[Some records]
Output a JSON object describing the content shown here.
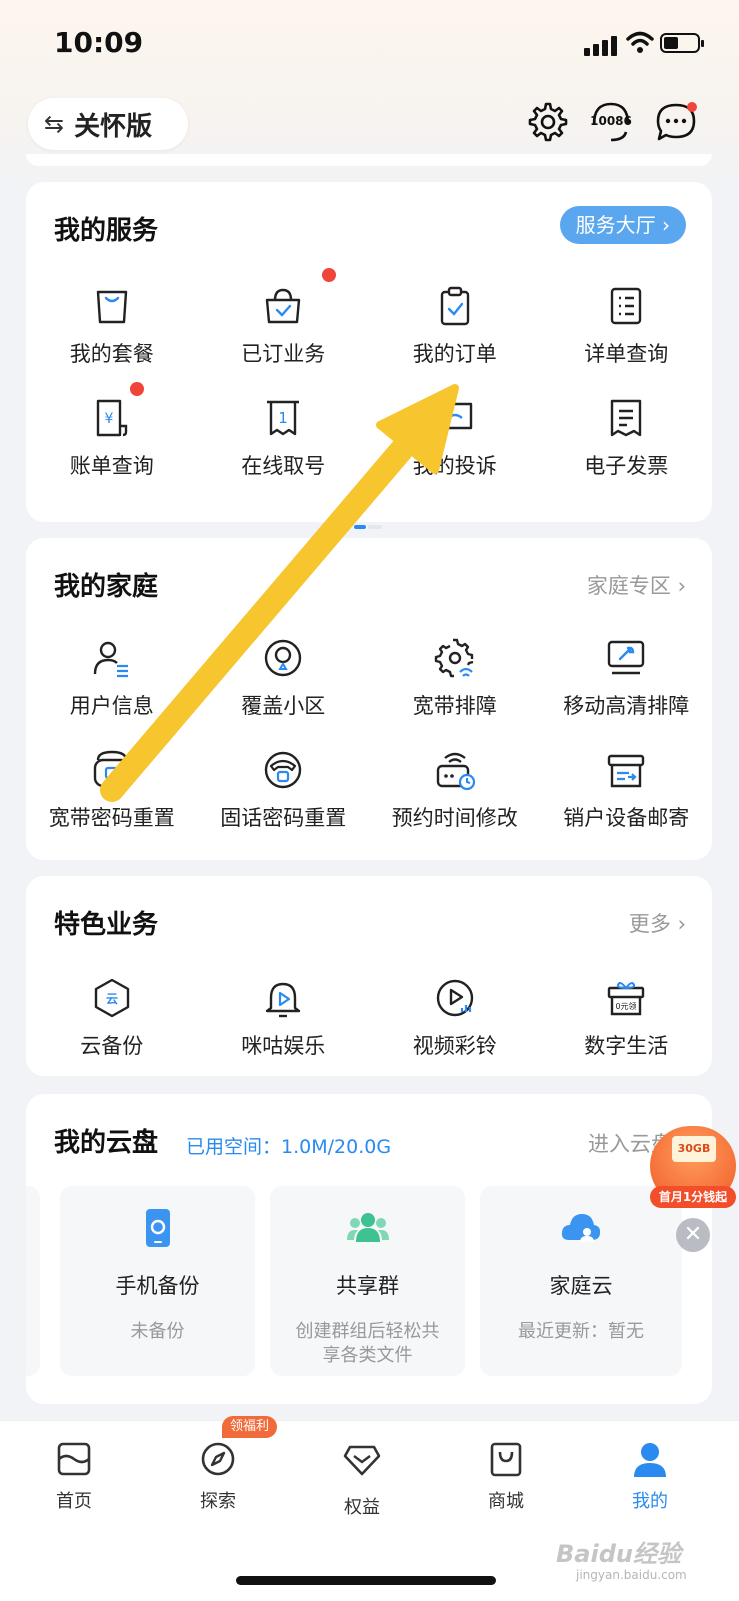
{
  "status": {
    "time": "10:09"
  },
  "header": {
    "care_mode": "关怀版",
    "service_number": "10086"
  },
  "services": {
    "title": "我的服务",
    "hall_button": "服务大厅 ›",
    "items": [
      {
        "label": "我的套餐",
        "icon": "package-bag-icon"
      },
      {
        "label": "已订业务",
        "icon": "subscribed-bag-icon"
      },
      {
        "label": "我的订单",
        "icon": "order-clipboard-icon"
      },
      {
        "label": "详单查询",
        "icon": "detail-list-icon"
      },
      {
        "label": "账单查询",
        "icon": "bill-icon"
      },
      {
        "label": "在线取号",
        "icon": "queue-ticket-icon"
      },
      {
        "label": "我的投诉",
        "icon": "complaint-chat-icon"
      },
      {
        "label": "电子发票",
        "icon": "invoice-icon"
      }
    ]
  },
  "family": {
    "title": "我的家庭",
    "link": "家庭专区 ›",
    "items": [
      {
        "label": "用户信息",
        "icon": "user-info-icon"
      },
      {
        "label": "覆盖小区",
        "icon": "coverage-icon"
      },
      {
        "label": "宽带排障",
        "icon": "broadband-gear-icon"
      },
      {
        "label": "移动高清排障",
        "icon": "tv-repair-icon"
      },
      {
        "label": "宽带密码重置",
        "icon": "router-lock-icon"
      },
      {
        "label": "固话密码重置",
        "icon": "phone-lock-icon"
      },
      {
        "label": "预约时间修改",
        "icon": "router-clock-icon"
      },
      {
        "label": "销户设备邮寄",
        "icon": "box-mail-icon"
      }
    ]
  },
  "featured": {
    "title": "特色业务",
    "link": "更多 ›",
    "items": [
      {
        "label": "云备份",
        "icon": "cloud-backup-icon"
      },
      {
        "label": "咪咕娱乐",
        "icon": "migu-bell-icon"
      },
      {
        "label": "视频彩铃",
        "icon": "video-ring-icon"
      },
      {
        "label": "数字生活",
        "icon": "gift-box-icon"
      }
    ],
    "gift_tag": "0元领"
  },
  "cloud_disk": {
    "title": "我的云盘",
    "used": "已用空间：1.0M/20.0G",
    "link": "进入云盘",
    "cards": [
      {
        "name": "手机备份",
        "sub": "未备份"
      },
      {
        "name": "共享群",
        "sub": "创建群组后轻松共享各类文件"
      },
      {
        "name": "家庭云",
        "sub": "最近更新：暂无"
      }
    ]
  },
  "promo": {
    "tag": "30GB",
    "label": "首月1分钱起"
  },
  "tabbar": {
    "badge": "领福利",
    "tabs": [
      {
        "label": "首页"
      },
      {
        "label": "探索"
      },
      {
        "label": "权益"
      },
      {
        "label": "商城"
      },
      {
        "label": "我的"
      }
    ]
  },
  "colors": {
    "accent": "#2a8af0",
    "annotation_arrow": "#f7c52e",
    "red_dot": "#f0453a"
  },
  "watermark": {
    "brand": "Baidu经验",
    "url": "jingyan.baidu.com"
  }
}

* * *

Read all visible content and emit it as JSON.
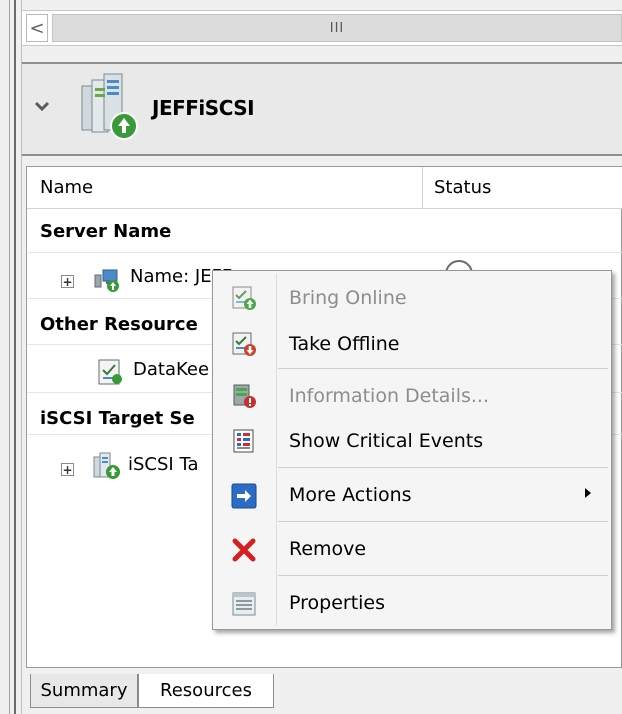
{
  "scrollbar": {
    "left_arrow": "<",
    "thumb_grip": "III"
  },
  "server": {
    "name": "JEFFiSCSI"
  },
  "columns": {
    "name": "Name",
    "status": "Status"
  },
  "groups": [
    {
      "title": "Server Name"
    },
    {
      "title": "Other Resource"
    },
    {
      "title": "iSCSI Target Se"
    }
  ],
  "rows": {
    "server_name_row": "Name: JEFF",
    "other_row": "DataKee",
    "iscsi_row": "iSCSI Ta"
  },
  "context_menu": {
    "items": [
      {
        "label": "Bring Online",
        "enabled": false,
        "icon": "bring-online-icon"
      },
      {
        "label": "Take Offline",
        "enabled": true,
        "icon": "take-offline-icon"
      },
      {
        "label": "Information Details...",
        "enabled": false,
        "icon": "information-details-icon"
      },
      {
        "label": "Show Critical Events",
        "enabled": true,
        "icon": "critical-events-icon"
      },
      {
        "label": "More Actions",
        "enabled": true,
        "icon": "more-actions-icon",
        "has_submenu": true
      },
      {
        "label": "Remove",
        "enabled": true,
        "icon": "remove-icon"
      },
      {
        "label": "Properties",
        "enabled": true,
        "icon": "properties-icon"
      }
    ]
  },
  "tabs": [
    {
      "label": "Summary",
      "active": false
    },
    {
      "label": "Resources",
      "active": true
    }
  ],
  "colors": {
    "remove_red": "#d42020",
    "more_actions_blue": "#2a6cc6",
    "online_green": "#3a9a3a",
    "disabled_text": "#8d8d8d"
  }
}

Stated exercise: Return each line in the records that holds the string "JSON".

Task answer:
Output a JSON object describing the content shown here.
Read all visible content and emit it as JSON.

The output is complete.